--- Records from a dataset ---
= = = =

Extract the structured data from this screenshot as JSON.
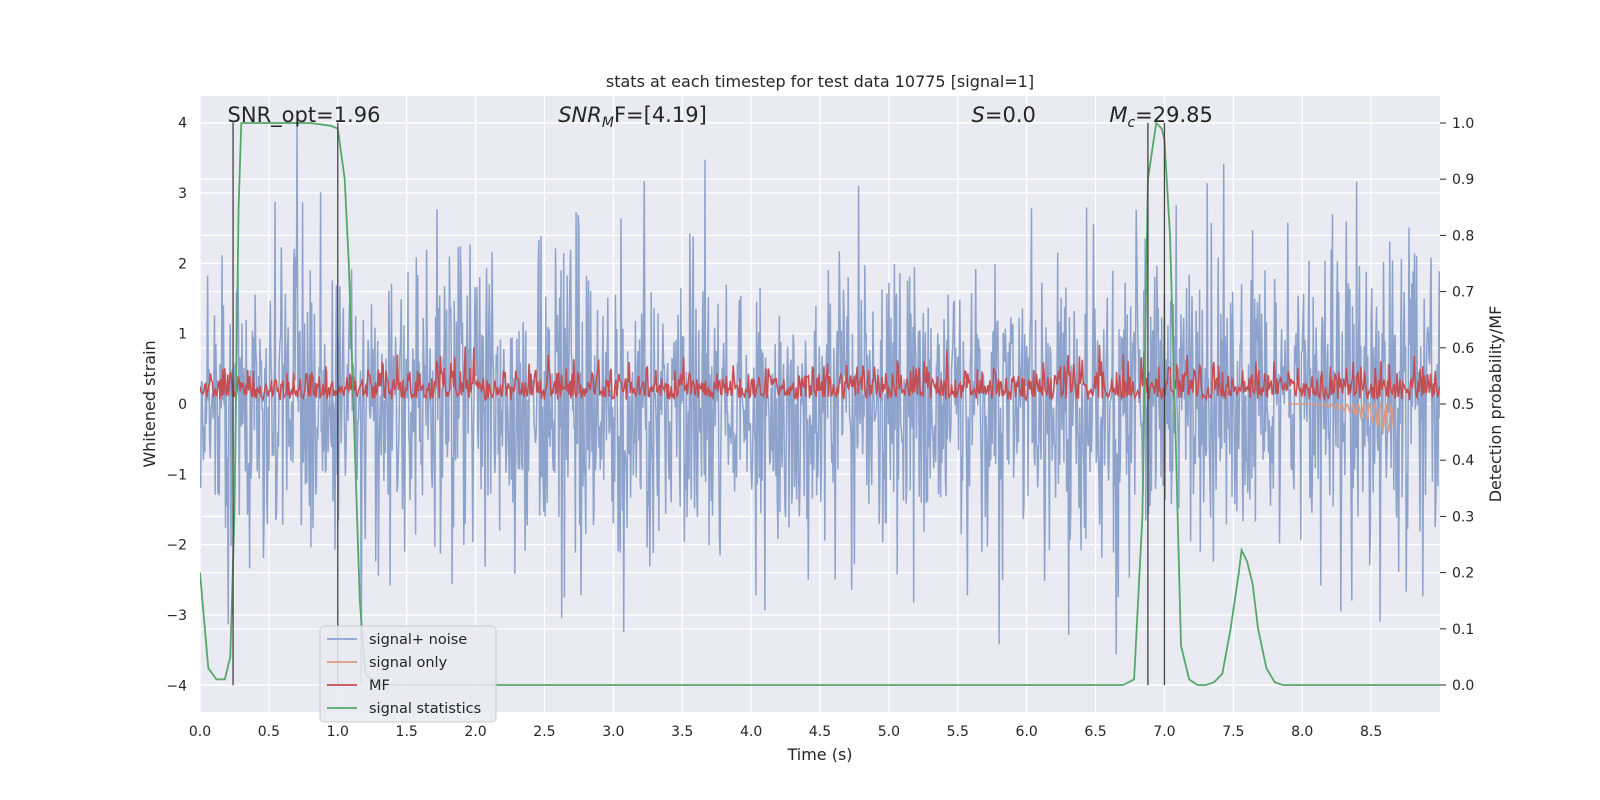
{
  "chart_data": {
    "type": "line",
    "title": "stats at each timestep for test data 10775 [signal=1]",
    "xlabel": "Time (s)",
    "ylabel": "Whitened strain",
    "y2label": "Detection probability/MF",
    "xlim": [
      0.0,
      9.0
    ],
    "ylim": [
      -4.38,
      4.38
    ],
    "y2lim": [
      -0.048,
      1.048
    ],
    "grid": true,
    "x_ticks": [
      "0.0",
      "0.5",
      "1.0",
      "1.5",
      "2.0",
      "2.5",
      "3.0",
      "3.5",
      "4.0",
      "4.5",
      "5.0",
      "5.5",
      "6.0",
      "6.5",
      "7.0",
      "7.5",
      "8.0",
      "8.5"
    ],
    "y_ticks": [
      "4",
      "3",
      "2",
      "1",
      "0",
      "−1",
      "−2",
      "−3",
      "−4"
    ],
    "y2_ticks": [
      "1.0",
      "0.9",
      "0.8",
      "0.7",
      "0.6",
      "0.5",
      "0.4",
      "0.3",
      "0.2",
      "0.1",
      "0.0"
    ],
    "annotations": [
      {
        "x": 0.2,
        "text": "SNR_opt=1.96"
      },
      {
        "x": 2.6,
        "base": "SNR",
        "sub": "M",
        "rest": "F=[4.19]"
      },
      {
        "x": 5.6,
        "base": "S",
        "rest": "=0.0"
      },
      {
        "x": 6.6,
        "base": "M",
        "sub": "c",
        "rest": "=29.85"
      }
    ],
    "vlines": [
      0.24,
      1.0,
      6.88,
      7.0
    ],
    "legend": {
      "position": "lower-left",
      "entries": [
        "signal+ noise",
        "signal only",
        "MF",
        "signal statistics"
      ]
    },
    "series": [
      {
        "name": "signal+ noise",
        "color": "#8ea3cc",
        "axis": "left",
        "kind": "dense",
        "amplitude_sd": 1.0,
        "range": [
          -4.0,
          4.0
        ]
      },
      {
        "name": "signal only",
        "color": "#dd9a80",
        "axis": "left",
        "kind": "chirp",
        "x_start": 7.9,
        "x_end": 8.66,
        "min": -0.45
      },
      {
        "name": "MF",
        "color": "#c44e52",
        "axis": "left",
        "kind": "dense",
        "baseline": 0.05,
        "range": [
          0.0,
          1.0
        ]
      },
      {
        "name": "signal statistics",
        "color": "#55a868",
        "axis": "right",
        "x": [
          0.0,
          0.06,
          0.12,
          0.18,
          0.22,
          0.25,
          0.28,
          0.3,
          0.4,
          0.6,
          0.8,
          0.95,
          1.0,
          1.05,
          1.08,
          1.12,
          1.16,
          1.2,
          1.3,
          6.7,
          6.78,
          6.84,
          6.88,
          6.94,
          6.98,
          7.0,
          7.04,
          7.08,
          7.12,
          7.18,
          7.24,
          7.3,
          7.36,
          7.42,
          7.48,
          7.54,
          7.56,
          7.6,
          7.64,
          7.68,
          7.74,
          7.8,
          7.86,
          7.94,
          8.5,
          9.0
        ],
        "y": [
          0.2,
          0.03,
          0.01,
          0.01,
          0.05,
          0.3,
          0.85,
          1.0,
          1.0,
          1.0,
          1.0,
          0.995,
          0.99,
          0.9,
          0.75,
          0.45,
          0.15,
          0.02,
          0.0,
          0.0,
          0.01,
          0.3,
          0.9,
          1.0,
          0.99,
          0.97,
          0.8,
          0.45,
          0.07,
          0.01,
          0.0,
          0.0,
          0.005,
          0.02,
          0.1,
          0.2,
          0.24,
          0.22,
          0.18,
          0.1,
          0.03,
          0.005,
          0.0,
          0.0,
          0.0,
          0.0
        ]
      }
    ]
  }
}
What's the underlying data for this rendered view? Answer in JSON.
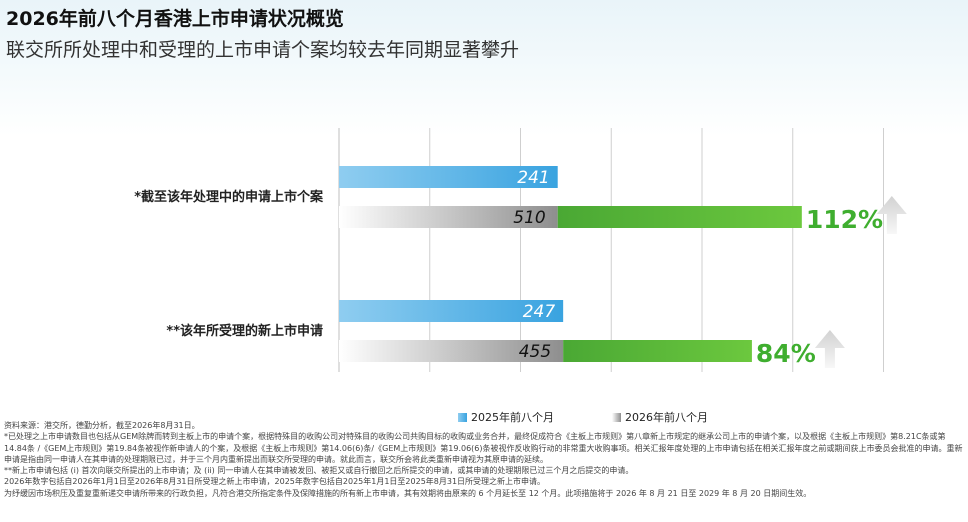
{
  "header": {
    "title": "2026年前八个月香港上市申请状况概览",
    "subtitle": "联交所所处理中和受理的上市申请个案均较去年同期显著攀升"
  },
  "chart_data": {
    "type": "bar",
    "orientation": "horizontal",
    "categories": [
      "*截至该年处理中的申请上市个案",
      "**该年所受理的新上市申请"
    ],
    "series": [
      {
        "name": "2025年前八个月",
        "values": [
          241,
          247
        ],
        "color": "#4aa8e0"
      },
      {
        "name": "2026年前八个月",
        "values": [
          510,
          455
        ],
        "color": "#4fb52f"
      }
    ],
    "growth_labels": [
      "112%",
      "84%"
    ],
    "xlim": [
      0,
      600
    ],
    "grid": true,
    "legend_position": "bottom"
  },
  "notes": [
    "资料来源：港交所，德勤分析，截至2026年8月31日。",
    "*已处理之上市申请数目也包括从GEM除牌而转到主板上市的申请个案，根据特殊目的收购公司对特殊目的收购公司共购目标的收购或业务合并，最终促成符合《主板上市规则》第八章新上市规定的继承公司上市的申请个案，以及根据《主板上市规则》第8.21C条或第14.84条 /《GEM上市规则》第19.84条被视作新申请人的个案，及根据《主板上市规则》第14.06(6)条/《GEM上市规则》第19.06(6)条被视作反收购行动的非常重大收购事项。相关汇报年度处理的上市申请包括在相关汇报年度之前或期间获上市委员会批准的申请。重新申请是指由同一申请人在其申请的处理期限已过，并于三个月内重新提出而联交所受理的申请。就此而言，联交所会将此类重新申请视为其原申请的延续。",
    "**新上市申请包括 (i) 首次向联交所提出的上市申请；及 (ii) 同一申请人在其申请被发回、被拒又或自行撤回之后所提交的申请，或其申请的处理期限已过三个月之后提交的申请。",
    "2026年数字包括自2026年1月1日至2026年8月31日所受理之新上市申请，2025年数字包括自2025年1月1日至2025年8月31日所受理之新上市申请。",
    "为纾缓因市场积压及重复重新递交申请所带来的行政负担，凡符合港交所指定条件及保障措施的所有新上市申请，其有效期将由原来的 6 个月延长至 12 个月。此项措施将于 2026 年 8 月 21 日至 2029 年 8 月 20 日期间生效。"
  ]
}
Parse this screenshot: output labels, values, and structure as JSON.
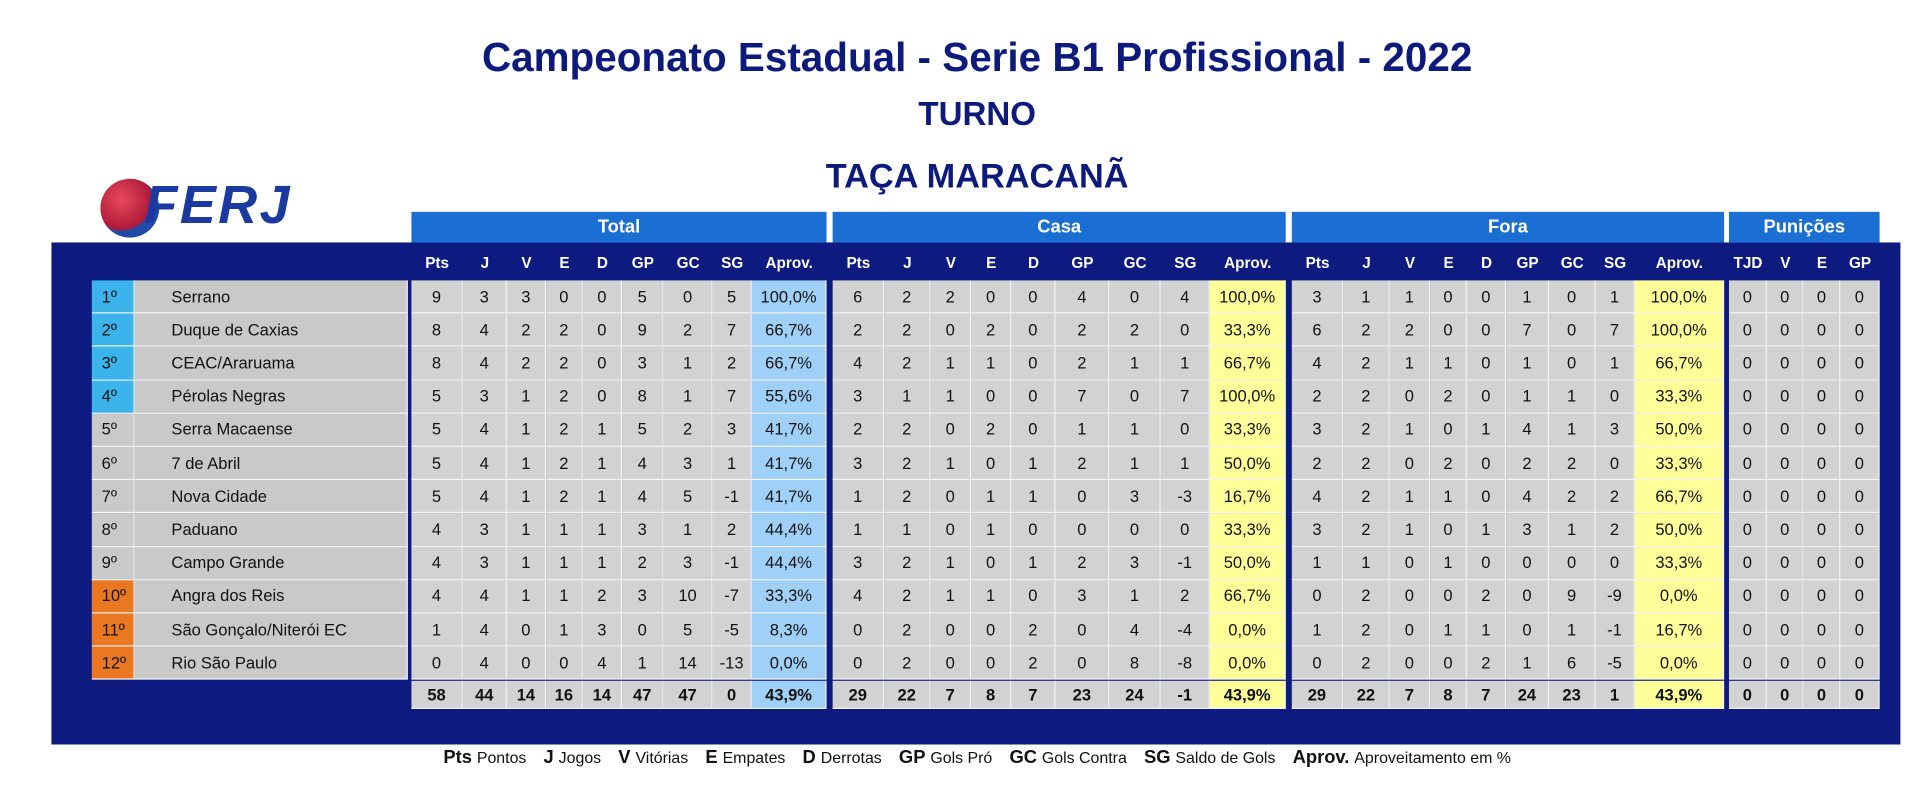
{
  "header": {
    "title": "Campeonato Estadual - Serie B1 Profissional - 2022",
    "subtitle": "TURNO",
    "cup": "TAÇA MARACANÃ",
    "logo_text": "FERJ"
  },
  "table": {
    "groups": [
      "Total",
      "Casa",
      "Fora",
      "Punições"
    ],
    "columns": [
      "Pts",
      "J",
      "V",
      "E",
      "D",
      "GP",
      "GC",
      "SG",
      "Aprov.",
      "Pts",
      "J",
      "V",
      "E",
      "D",
      "GP",
      "GC",
      "SG",
      "Aprov.",
      "Pts",
      "J",
      "V",
      "E",
      "D",
      "GP",
      "GC",
      "SG",
      "Aprov.",
      "TJD",
      "V",
      "E",
      "GP"
    ],
    "rows": [
      [
        "1º",
        "Serrano",
        "9",
        "3",
        "3",
        "0",
        "0",
        "5",
        "0",
        "5",
        "100,0%",
        "6",
        "2",
        "2",
        "0",
        "0",
        "4",
        "0",
        "4",
        "100,0%",
        "3",
        "1",
        "1",
        "0",
        "0",
        "1",
        "0",
        "1",
        "100,0%",
        "0",
        "0",
        "0",
        "0"
      ],
      [
        "2º",
        "Duque de Caxias",
        "8",
        "4",
        "2",
        "2",
        "0",
        "9",
        "2",
        "7",
        "66,7%",
        "2",
        "2",
        "0",
        "2",
        "0",
        "2",
        "2",
        "0",
        "33,3%",
        "6",
        "2",
        "2",
        "0",
        "0",
        "7",
        "0",
        "7",
        "100,0%",
        "0",
        "0",
        "0",
        "0"
      ],
      [
        "3º",
        "CEAC/Araruama",
        "8",
        "4",
        "2",
        "2",
        "0",
        "3",
        "1",
        "2",
        "66,7%",
        "4",
        "2",
        "1",
        "1",
        "0",
        "2",
        "1",
        "1",
        "66,7%",
        "4",
        "2",
        "1",
        "1",
        "0",
        "1",
        "0",
        "1",
        "66,7%",
        "0",
        "0",
        "0",
        "0"
      ],
      [
        "4º",
        "Pérolas Negras",
        "5",
        "3",
        "1",
        "2",
        "0",
        "8",
        "1",
        "7",
        "55,6%",
        "3",
        "1",
        "1",
        "0",
        "0",
        "7",
        "0",
        "7",
        "100,0%",
        "2",
        "2",
        "0",
        "2",
        "0",
        "1",
        "1",
        "0",
        "33,3%",
        "0",
        "0",
        "0",
        "0"
      ],
      [
        "5º",
        "Serra Macaense",
        "5",
        "4",
        "1",
        "2",
        "1",
        "5",
        "2",
        "3",
        "41,7%",
        "2",
        "2",
        "0",
        "2",
        "0",
        "1",
        "1",
        "0",
        "33,3%",
        "3",
        "2",
        "1",
        "0",
        "1",
        "4",
        "1",
        "3",
        "50,0%",
        "0",
        "0",
        "0",
        "0"
      ],
      [
        "6º",
        "7 de Abril",
        "5",
        "4",
        "1",
        "2",
        "1",
        "4",
        "3",
        "1",
        "41,7%",
        "3",
        "2",
        "1",
        "0",
        "1",
        "2",
        "1",
        "1",
        "50,0%",
        "2",
        "2",
        "0",
        "2",
        "0",
        "2",
        "2",
        "0",
        "33,3%",
        "0",
        "0",
        "0",
        "0"
      ],
      [
        "7º",
        "Nova Cidade",
        "5",
        "4",
        "1",
        "2",
        "1",
        "4",
        "5",
        "-1",
        "41,7%",
        "1",
        "2",
        "0",
        "1",
        "1",
        "0",
        "3",
        "-3",
        "16,7%",
        "4",
        "2",
        "1",
        "1",
        "0",
        "4",
        "2",
        "2",
        "66,7%",
        "0",
        "0",
        "0",
        "0"
      ],
      [
        "8º",
        "Paduano",
        "4",
        "3",
        "1",
        "1",
        "1",
        "3",
        "1",
        "2",
        "44,4%",
        "1",
        "1",
        "0",
        "1",
        "0",
        "0",
        "0",
        "0",
        "33,3%",
        "3",
        "2",
        "1",
        "0",
        "1",
        "3",
        "1",
        "2",
        "50,0%",
        "0",
        "0",
        "0",
        "0"
      ],
      [
        "9º",
        "Campo Grande",
        "4",
        "3",
        "1",
        "1",
        "1",
        "2",
        "3",
        "-1",
        "44,4%",
        "3",
        "2",
        "1",
        "0",
        "1",
        "2",
        "3",
        "-1",
        "50,0%",
        "1",
        "1",
        "0",
        "1",
        "0",
        "0",
        "0",
        "0",
        "33,3%",
        "0",
        "0",
        "0",
        "0"
      ],
      [
        "10º",
        "Angra dos Reis",
        "4",
        "4",
        "1",
        "1",
        "2",
        "3",
        "10",
        "-7",
        "33,3%",
        "4",
        "2",
        "1",
        "1",
        "0",
        "3",
        "1",
        "2",
        "66,7%",
        "0",
        "2",
        "0",
        "0",
        "2",
        "0",
        "9",
        "-9",
        "0,0%",
        "0",
        "0",
        "0",
        "0"
      ],
      [
        "11º",
        "São Gonçalo/Niterói EC",
        "1",
        "4",
        "0",
        "1",
        "3",
        "0",
        "5",
        "-5",
        "8,3%",
        "0",
        "2",
        "0",
        "0",
        "2",
        "0",
        "4",
        "-4",
        "0,0%",
        "1",
        "2",
        "0",
        "1",
        "1",
        "0",
        "1",
        "-1",
        "16,7%",
        "0",
        "0",
        "0",
        "0"
      ],
      [
        "12º",
        "Rio São Paulo",
        "0",
        "4",
        "0",
        "0",
        "4",
        "1",
        "14",
        "-13",
        "0,0%",
        "0",
        "2",
        "0",
        "0",
        "2",
        "0",
        "8",
        "-8",
        "0,0%",
        "0",
        "2",
        "0",
        "0",
        "2",
        "1",
        "6",
        "-5",
        "0,0%",
        "0",
        "0",
        "0",
        "0"
      ]
    ],
    "totals": [
      "58",
      "44",
      "14",
      "16",
      "14",
      "47",
      "47",
      "0",
      "43,9%",
      "29",
      "22",
      "7",
      "8",
      "7",
      "23",
      "24",
      "-1",
      "43,9%",
      "29",
      "22",
      "7",
      "8",
      "7",
      "24",
      "23",
      "1",
      "43,9%",
      "0",
      "0",
      "0",
      "0"
    ]
  },
  "legend": [
    {
      "abbr": "Pts",
      "text": "Pontos"
    },
    {
      "abbr": "J",
      "text": "Jogos"
    },
    {
      "abbr": "V",
      "text": "Vitórias"
    },
    {
      "abbr": "E",
      "text": "Empates"
    },
    {
      "abbr": "D",
      "text": "Derrotas"
    },
    {
      "abbr": "GP",
      "text": "Gols Pró"
    },
    {
      "abbr": "GC",
      "text": "Gols Contra"
    },
    {
      "abbr": "SG",
      "text": "Saldo de Gols"
    },
    {
      "abbr": "Aprov.",
      "text": "Aproveitamento em %"
    }
  ]
}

= = = =

--- What to produce ---
Show, from the listing above, each line that contains the word "screenshot".

--- Correct response ---
Extract the structured data from this screenshot as JSON.
Parse this screenshot: output labels, values, and structure as JSON.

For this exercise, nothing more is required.